> **Goal**: Please restate the following records word for word.

▬▬▬▬▬▬

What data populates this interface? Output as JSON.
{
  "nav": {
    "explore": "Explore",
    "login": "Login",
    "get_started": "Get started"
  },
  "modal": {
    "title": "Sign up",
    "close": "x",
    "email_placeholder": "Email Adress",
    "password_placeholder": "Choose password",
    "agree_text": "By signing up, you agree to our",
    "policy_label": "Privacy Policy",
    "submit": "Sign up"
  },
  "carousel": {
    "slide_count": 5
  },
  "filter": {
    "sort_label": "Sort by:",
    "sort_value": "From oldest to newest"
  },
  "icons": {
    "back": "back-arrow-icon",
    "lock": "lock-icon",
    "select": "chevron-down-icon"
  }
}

▬▬▬▬▬▬

> **Full response**:
What data populates this interface? Output as JSON.
{
  "nav": {
    "explore": "Explore",
    "login": "Login",
    "get_started": "Get started"
  },
  "modal": {
    "title": "Sign up",
    "close": "x",
    "email_placeholder": "Email Adress",
    "password_placeholder": "Choose password",
    "agree_text": "By signing up, you agree to our",
    "policy_label": "Privacy Policy",
    "submit": "Sign up"
  },
  "carousel": {
    "slide_count": 5
  },
  "filter": {
    "sort_label": "Sort by:",
    "sort_value": "From oldest to newest"
  },
  "icons": {
    "back": "back-arrow-icon",
    "lock": "lock-icon",
    "select": "chevron-down-icon"
  }
}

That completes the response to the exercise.